Instruction: Copy out each line in the material below that has the word "高远之势突兀".

#### Available records ####

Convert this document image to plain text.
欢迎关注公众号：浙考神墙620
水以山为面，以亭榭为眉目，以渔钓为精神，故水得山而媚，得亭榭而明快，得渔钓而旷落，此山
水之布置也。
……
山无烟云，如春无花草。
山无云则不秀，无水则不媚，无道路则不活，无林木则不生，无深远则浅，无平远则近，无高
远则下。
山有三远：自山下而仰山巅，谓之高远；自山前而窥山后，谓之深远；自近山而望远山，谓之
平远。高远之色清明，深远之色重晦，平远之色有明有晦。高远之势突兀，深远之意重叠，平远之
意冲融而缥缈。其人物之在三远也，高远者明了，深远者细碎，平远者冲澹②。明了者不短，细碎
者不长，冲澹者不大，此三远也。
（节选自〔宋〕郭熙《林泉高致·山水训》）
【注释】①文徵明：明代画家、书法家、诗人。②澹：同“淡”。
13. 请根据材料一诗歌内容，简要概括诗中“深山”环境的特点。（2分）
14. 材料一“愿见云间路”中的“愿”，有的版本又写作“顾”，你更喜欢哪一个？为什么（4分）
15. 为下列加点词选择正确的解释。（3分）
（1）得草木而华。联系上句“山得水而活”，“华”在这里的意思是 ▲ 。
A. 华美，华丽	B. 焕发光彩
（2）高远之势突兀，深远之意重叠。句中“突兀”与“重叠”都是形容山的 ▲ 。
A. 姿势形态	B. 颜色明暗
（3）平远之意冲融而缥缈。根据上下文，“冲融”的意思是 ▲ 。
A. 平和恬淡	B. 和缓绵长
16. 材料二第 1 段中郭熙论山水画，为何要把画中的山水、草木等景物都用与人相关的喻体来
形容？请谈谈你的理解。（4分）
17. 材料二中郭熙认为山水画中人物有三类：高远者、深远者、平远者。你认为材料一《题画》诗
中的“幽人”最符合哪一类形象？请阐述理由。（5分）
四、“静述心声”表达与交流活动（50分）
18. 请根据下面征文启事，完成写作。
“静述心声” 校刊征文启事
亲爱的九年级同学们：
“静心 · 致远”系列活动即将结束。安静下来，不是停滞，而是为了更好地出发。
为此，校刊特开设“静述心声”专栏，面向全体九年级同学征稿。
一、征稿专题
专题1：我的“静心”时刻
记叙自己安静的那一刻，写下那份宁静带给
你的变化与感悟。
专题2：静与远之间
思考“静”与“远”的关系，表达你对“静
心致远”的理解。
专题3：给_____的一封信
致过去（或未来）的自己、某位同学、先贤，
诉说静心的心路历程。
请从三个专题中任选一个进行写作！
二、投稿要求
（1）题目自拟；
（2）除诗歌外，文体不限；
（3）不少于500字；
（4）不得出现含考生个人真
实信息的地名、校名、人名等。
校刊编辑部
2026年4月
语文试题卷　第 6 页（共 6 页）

####

Answer to the exercise:
平远。高远之色清明，深远之色重晦，平远之色有明有晦。高远之势突兀，深远之意重叠，平远之
（2）高远之势突兀，深远之意重叠。句中“突兀”与“重叠”都是形容山的 ▲ 。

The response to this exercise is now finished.